Aim of the task: Write every entry out again exactly, please, and skip the pictures.
==*==
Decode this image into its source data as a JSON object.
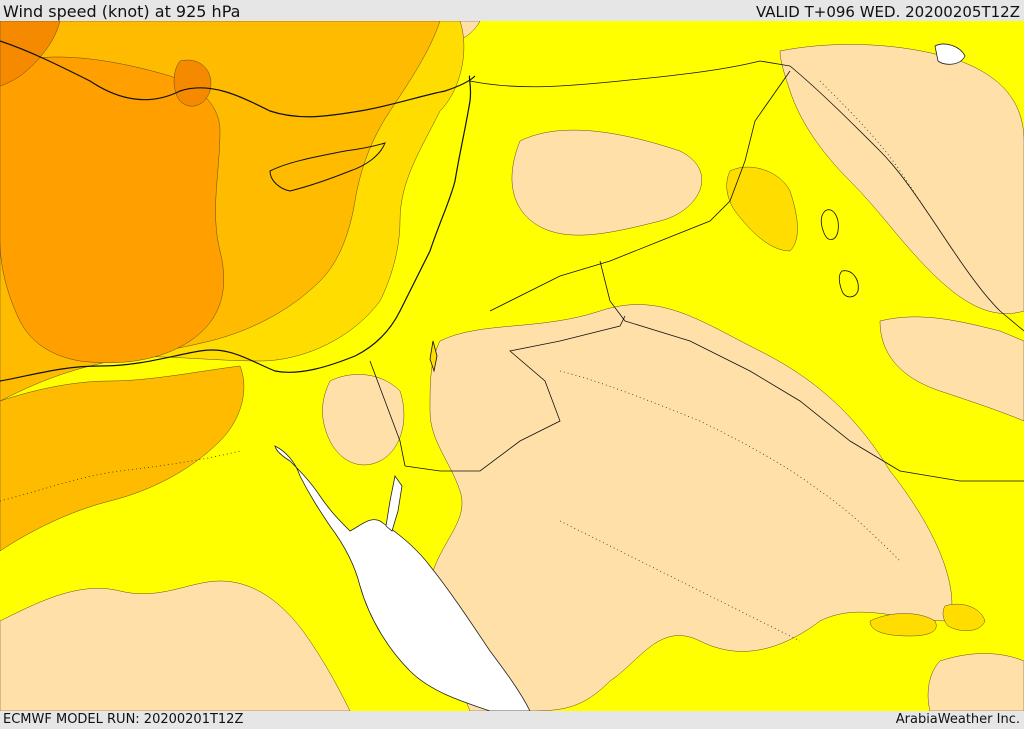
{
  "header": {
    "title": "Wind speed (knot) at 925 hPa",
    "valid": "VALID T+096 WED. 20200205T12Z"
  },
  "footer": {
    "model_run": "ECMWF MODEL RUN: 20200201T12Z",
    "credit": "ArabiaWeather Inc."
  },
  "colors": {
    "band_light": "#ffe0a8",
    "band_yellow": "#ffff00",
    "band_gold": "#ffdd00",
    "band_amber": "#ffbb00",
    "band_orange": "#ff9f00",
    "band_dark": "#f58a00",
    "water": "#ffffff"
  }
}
==*==
Reply to the exercise:
Decode this image into its source data as a JSON object.
{
  "header": {
    "title": "Wind speed (knot) at 925 hPa",
    "valid": "VALID T+096 WED. 20200205T12Z"
  },
  "footer": {
    "model_run": "ECMWF MODEL RUN: 20200201T12Z",
    "credit": "ArabiaWeather Inc."
  },
  "colors": {
    "band_light": "#ffe0a8",
    "band_yellow": "#ffff00",
    "band_gold": "#ffdd00",
    "band_amber": "#ffbb00",
    "band_orange": "#ff9f00",
    "band_dark": "#f58a00",
    "water": "#ffffff"
  }
}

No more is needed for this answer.